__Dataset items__
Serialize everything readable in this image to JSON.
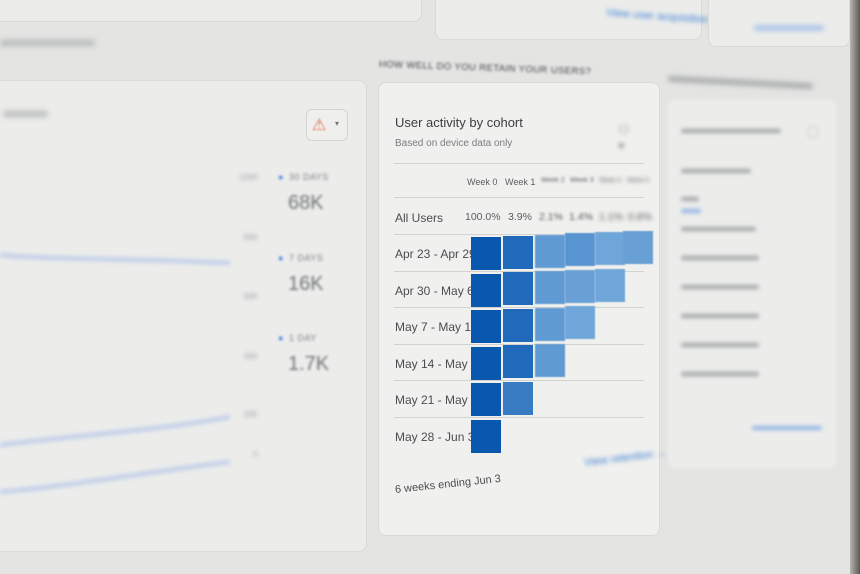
{
  "top_cards": {
    "link_user_acquisition": "View user acquisition →"
  },
  "retention_section": {
    "heading": "HOW WELL DO YOU RETAIN YOUR USERS?"
  },
  "active_users_card": {
    "alert_icon": "warning-triangle-icon",
    "y_ticks": [
      "100K",
      "80K",
      "60K",
      "40K",
      "20K",
      "0"
    ],
    "metrics": [
      {
        "label": "30 DAYS",
        "value": "68K"
      },
      {
        "label": "7 DAYS",
        "value": "16K"
      },
      {
        "label": "1 DAY",
        "value": "1.7K"
      }
    ],
    "line_color": "#b9c6e8"
  },
  "cohort_card": {
    "title": "User activity by cohort",
    "subtitle": "Based on device data only",
    "menu_icon": "compare-icon",
    "columns": [
      "Week 0",
      "Week 1",
      "Week 2",
      "Week 3",
      "Week 4",
      "Week 5"
    ],
    "all_users_label": "All Users",
    "all_users_values": [
      "100.0%",
      "3.9%",
      "2.1%",
      "1.4%",
      "1.1%",
      "0.8%"
    ],
    "rows": [
      {
        "label": "Apr 23 - Apr 29",
        "levels": [
          1.0,
          0.85,
          0.45,
          0.5,
          0.35,
          0.4
        ]
      },
      {
        "label": "Apr 30 - May 6",
        "levels": [
          1.0,
          0.85,
          0.45,
          0.4,
          0.35
        ]
      },
      {
        "label": "May 7 - May 13",
        "levels": [
          1.0,
          0.85,
          0.45,
          0.35
        ]
      },
      {
        "label": "May 14 - May 20",
        "levels": [
          1.0,
          0.85,
          0.45
        ]
      },
      {
        "label": "May 21 - May 27",
        "levels": [
          1.0,
          0.7
        ]
      },
      {
        "label": "May 28 - Jun 3",
        "levels": [
          1.0
        ]
      }
    ],
    "footer": "6 weeks ending Jun 3",
    "link_view_retention": "View retention →",
    "colors": {
      "high": "#0a57b0",
      "low": "#a6d0f0"
    }
  }
}
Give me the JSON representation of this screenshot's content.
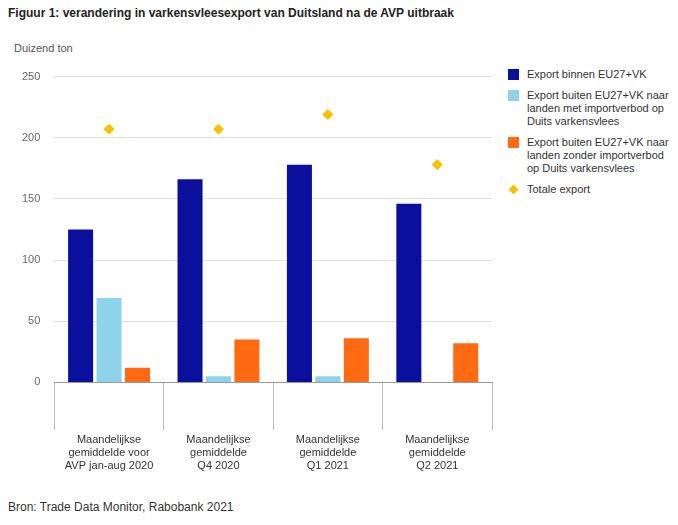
{
  "chart_data": {
    "type": "bar",
    "title": "Figuur 1: verandering in varkensvleesexport van Duitsland na de AVP uitbraak",
    "y_label": "Duizend ton",
    "source": "Bron: Trade Data Monitor, Rabobank 2021",
    "categories": [
      [
        "Maandelijkse",
        "gemiddelde voor",
        "AVP jan-aug 2020"
      ],
      [
        "Maandelijkse",
        "gemiddelde",
        "Q4 2020"
      ],
      [
        "Maandelijkse",
        "gemiddelde",
        "Q1 2021"
      ],
      [
        "Maandelijkse",
        "gemiddelde",
        "Q2 2021"
      ]
    ],
    "series": [
      {
        "name": "Export binnen EU27+VK",
        "color": "#0b0f9e",
        "values": [
          125,
          166,
          178,
          146
        ]
      },
      {
        "name": "Export buiten EU27+VK naar landen met importverbod op Duits varkensvlees",
        "color": "#8fd3ea",
        "values": [
          69,
          5,
          5,
          0
        ]
      },
      {
        "name": "Export buiten EU27+VK naar landen zonder importverbod op Duits varkensvlees",
        "color": "#ff6a13",
        "values": [
          12,
          35,
          36,
          32
        ]
      },
      {
        "name": "Totale export",
        "color": "#f5c200",
        "type": "line",
        "marker": "diamond",
        "line_style": "none",
        "values": [
          207,
          207,
          219,
          178
        ]
      }
    ],
    "ylim": [
      0,
      250
    ],
    "yticks": [
      0,
      50,
      100,
      150,
      200,
      250
    ],
    "grid": true,
    "legend": "right",
    "stacked": false
  }
}
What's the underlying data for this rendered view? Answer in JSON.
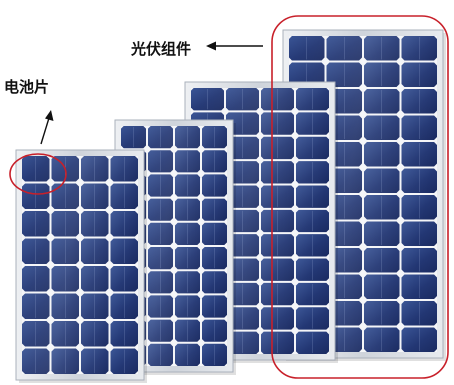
{
  "labels": {
    "module": "光伏组件",
    "cell": "电池片"
  },
  "palette": {
    "background": "#ffffff",
    "cell_dark": "#1e2f6a",
    "cell_light": "#36508f",
    "frame": "#d9dde3",
    "highlight": "#c8202a",
    "arrow": "#111111"
  },
  "panels": [
    {
      "name": "panel-small",
      "rows": 8,
      "cols": 4
    },
    {
      "name": "panel-medium",
      "rows": 10,
      "cols": 4
    },
    {
      "name": "panel-large",
      "rows": 11,
      "cols": 4
    },
    {
      "name": "panel-largest",
      "rows": 12,
      "cols": 4
    }
  ],
  "annotations": {
    "module_highlight": "module-highlight-ellipse",
    "cell_highlight": "cell-highlight-ellipse"
  }
}
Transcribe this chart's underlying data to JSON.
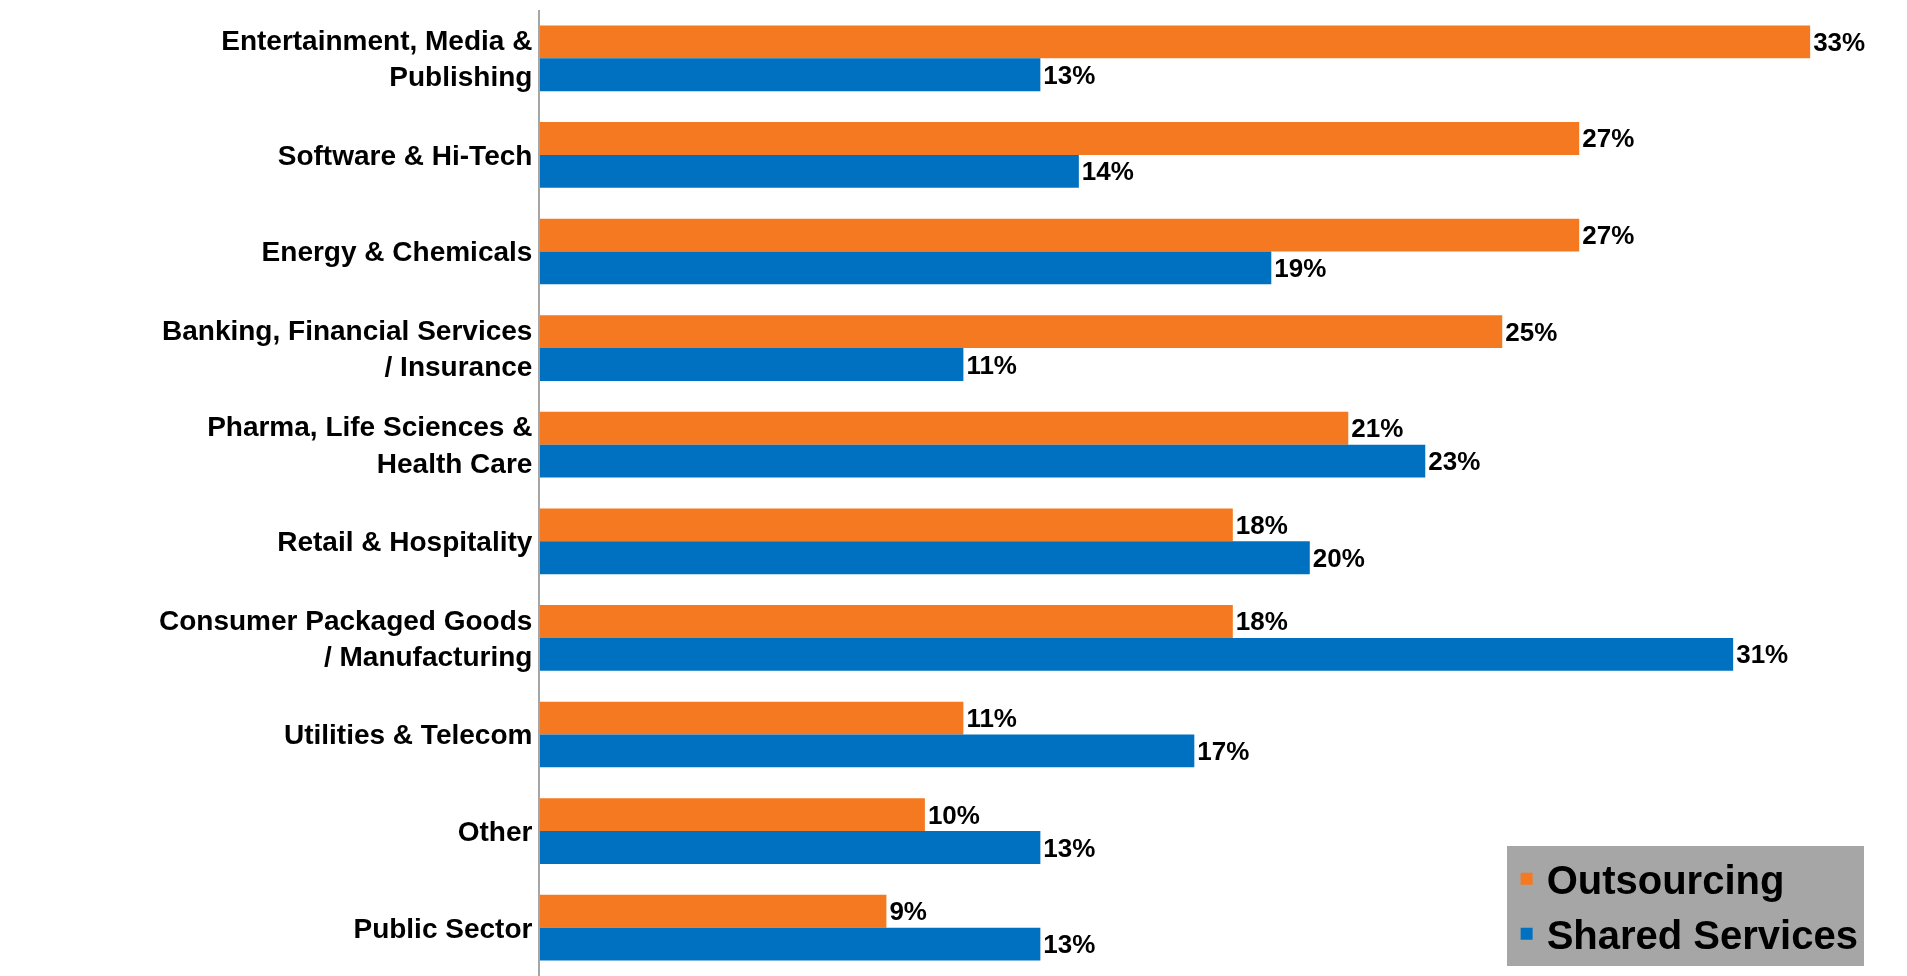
{
  "chart_data": {
    "type": "bar",
    "orientation": "horizontal",
    "categories": [
      "Entertainment, Media &\nPublishing",
      "Software & Hi-Tech",
      "Energy & Chemicals",
      "Banking, Financial Services\n/ Insurance",
      "Pharma, Life Sciences &\nHealth Care",
      "Retail & Hospitality",
      "Consumer Packaged Goods\n/ Manufacturing",
      "Utilities & Telecom",
      "Other",
      "Public Sector"
    ],
    "series": [
      {
        "name": "Outsourcing",
        "color": "#f47920",
        "values": [
          33,
          27,
          27,
          25,
          21,
          18,
          18,
          11,
          10,
          9
        ],
        "value_labels": [
          "33%",
          "27%",
          "27%",
          "25%",
          "21%",
          "18%",
          "18%",
          "11%",
          "10%",
          "9%"
        ]
      },
      {
        "name": "Shared Services",
        "color": "#0070c0",
        "values": [
          13,
          14,
          19,
          11,
          23,
          20,
          31,
          17,
          13,
          13
        ],
        "value_labels": [
          "13%",
          "14%",
          "19%",
          "11%",
          "23%",
          "20%",
          "31%",
          "17%",
          "13%",
          "13%"
        ]
      }
    ],
    "tick_labels": "y",
    "legend": "bottom right"
  }
}
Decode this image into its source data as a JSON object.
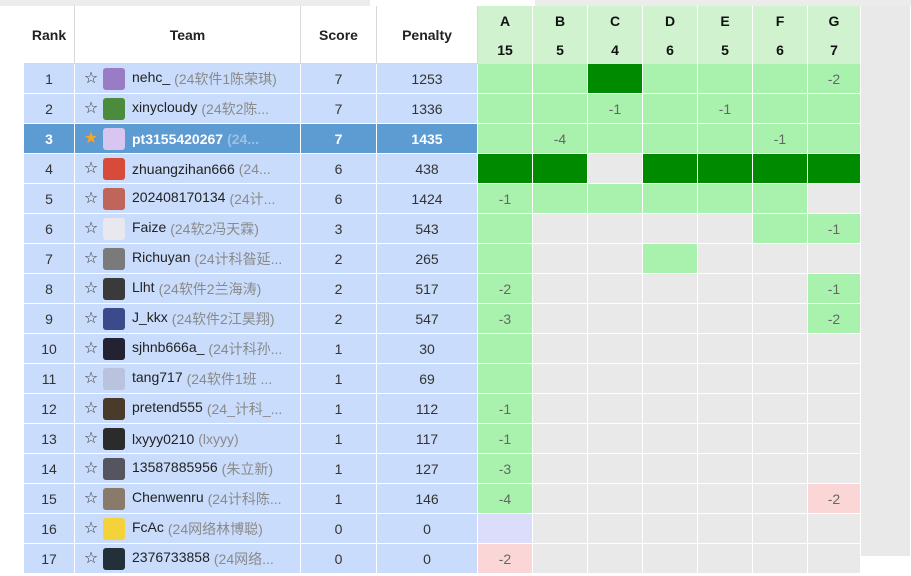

__Requirements__
For this exercise, gather every line of the data that contains the word "underlying".

__Solution below__
What's the underlying data for this rendered view? Answer in JSON.
Transcribe this chart's underlying data to JSON.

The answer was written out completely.